**実施事項**:
1. 喫茶店に関する紹介文によると、紹介される110軒の中で邪宗門は何度登場しますか。
2. 喫茶店に関する紹介文を、最後の文「これこそ縁だと思う。」の後から書き継いでください。

どこの街にもだいたいある喫茶店。カフェではなく喫茶店。
その魅力は一体どこにあるのかを教えてくれる一冊である。

副題に『愛すべき110軒の記録と記憶』とあるように、店が始まった経緯などの"記録"と店主やお客さんが紡いできたその店にしかない"記憶"が語られている。


店主による店の始まりの物語は「喫茶店をやりたい」という確固たる意思よりも、偶然の出会いや時代の流れで開くことになったというのが結構多い。
学生時代のアルバイトからそのまま、親の店から転向して、おまけのような喫茶部門がいつの間にか独立、などなど。
どのお店にも感じられるのは、きっと縁があったんだろうなということ。場所や人との縁が何十年と続く素敵な店を生み出したのだ。

紹介される110軒の中で6度も出てくる邪宗門。かつて東京にあった国立邪宗門の門主・名和さんから始まって、名和さんに憧れて店を開いた人、その人からさらに縁をもらって店を開く人…とどんどん広まっていった珍しいお店たちなのだ。チェーン店でもなく暖簾分けともちょっと違う、個々の店が独立性を保ちながらも時に助け合い続いていく。これこそ縁だと思う。

**データセット**:
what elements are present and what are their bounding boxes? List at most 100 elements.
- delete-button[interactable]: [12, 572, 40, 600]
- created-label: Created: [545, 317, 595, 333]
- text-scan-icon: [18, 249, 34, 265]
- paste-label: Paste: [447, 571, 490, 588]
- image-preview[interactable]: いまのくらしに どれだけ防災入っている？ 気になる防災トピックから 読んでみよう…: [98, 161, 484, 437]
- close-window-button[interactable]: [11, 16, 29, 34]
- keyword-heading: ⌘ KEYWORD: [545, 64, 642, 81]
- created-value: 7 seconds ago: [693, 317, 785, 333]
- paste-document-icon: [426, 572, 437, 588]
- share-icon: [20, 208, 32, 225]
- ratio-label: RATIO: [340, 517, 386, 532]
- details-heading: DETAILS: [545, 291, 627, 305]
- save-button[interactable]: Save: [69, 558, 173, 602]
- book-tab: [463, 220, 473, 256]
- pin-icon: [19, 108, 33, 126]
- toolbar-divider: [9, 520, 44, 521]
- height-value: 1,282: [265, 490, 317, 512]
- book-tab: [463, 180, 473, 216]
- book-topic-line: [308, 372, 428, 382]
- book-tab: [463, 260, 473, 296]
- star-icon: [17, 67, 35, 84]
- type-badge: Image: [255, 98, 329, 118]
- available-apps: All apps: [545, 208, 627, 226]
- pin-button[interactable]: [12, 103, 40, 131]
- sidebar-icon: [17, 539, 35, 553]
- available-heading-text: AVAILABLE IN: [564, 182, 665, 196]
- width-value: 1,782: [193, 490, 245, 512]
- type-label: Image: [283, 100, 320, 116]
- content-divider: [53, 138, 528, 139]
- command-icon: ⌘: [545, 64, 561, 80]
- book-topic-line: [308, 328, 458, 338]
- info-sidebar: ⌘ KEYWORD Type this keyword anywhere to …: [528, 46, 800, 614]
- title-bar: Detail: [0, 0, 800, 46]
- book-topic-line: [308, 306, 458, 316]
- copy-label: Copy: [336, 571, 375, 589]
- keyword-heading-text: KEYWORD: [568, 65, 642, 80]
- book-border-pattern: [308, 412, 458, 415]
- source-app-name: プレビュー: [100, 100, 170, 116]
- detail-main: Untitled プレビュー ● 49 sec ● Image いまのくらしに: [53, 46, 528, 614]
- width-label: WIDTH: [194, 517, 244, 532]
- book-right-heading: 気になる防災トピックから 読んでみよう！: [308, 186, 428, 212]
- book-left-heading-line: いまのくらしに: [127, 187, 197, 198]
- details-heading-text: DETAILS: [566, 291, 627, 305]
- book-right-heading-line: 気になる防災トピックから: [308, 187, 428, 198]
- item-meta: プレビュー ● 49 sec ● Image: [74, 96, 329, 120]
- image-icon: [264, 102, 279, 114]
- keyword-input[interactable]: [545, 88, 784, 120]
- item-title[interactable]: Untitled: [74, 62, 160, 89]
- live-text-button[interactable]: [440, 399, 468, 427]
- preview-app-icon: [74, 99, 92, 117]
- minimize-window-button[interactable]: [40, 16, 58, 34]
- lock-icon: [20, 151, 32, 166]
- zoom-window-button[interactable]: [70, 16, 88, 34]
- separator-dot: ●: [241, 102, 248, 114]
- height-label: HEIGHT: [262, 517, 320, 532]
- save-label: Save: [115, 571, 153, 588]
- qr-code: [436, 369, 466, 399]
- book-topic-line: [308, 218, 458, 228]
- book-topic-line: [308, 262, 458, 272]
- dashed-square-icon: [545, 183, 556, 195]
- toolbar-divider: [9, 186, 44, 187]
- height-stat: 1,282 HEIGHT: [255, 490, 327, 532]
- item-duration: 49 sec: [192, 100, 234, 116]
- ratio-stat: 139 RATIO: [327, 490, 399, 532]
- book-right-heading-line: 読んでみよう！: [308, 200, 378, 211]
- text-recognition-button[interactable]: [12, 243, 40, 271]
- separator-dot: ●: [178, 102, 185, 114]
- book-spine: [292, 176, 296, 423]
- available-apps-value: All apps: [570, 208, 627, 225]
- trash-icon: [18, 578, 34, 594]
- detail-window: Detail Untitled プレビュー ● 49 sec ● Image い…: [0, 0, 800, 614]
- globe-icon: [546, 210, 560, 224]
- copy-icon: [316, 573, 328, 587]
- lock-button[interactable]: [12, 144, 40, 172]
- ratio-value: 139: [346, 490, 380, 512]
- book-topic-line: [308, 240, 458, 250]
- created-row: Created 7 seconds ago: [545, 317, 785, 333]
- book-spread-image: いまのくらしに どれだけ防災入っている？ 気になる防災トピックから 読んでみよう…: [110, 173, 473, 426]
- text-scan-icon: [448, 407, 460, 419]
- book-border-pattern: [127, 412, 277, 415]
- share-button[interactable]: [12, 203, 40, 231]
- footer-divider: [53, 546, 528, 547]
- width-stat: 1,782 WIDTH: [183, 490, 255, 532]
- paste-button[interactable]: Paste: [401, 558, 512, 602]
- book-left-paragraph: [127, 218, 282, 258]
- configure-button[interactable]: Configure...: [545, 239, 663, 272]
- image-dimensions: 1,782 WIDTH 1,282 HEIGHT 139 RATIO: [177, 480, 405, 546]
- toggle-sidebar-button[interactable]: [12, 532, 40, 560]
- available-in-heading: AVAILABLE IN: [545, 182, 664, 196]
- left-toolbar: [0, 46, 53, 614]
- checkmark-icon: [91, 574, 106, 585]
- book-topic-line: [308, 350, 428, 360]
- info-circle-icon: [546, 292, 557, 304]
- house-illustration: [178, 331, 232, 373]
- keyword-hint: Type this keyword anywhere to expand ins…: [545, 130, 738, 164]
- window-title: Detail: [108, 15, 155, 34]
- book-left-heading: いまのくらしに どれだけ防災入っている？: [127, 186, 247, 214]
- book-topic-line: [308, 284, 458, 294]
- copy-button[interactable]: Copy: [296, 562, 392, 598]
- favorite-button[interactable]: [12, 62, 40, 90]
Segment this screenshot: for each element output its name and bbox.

**回答一覧**:
1. 6度登場します。

2.
喫茶店は店主の好みや性格が如実に表現されるのも一つ特徴として挙げられるだろう。
内装は店主の好きな船艇をイメージしていたり(珈琲艇キャビン)、「親戚が自慢したくなるようなお店に」と神殿のような豪華さがあったり(王朝喫茶寛山)する。
メニューもまた、物資難の中で苦労して手に入れた生クリームを使ったパフェが人気になって定着したり(パーラーコイズミ)、老舗洋食店から継承した玉子サンドがあったり(喫茶マドラグ)。
どこも人柄ならぬ店柄が個性的で同じ場所は一つとない。


そして、どの喫茶店にもお客さんとの大切な"記憶"がある。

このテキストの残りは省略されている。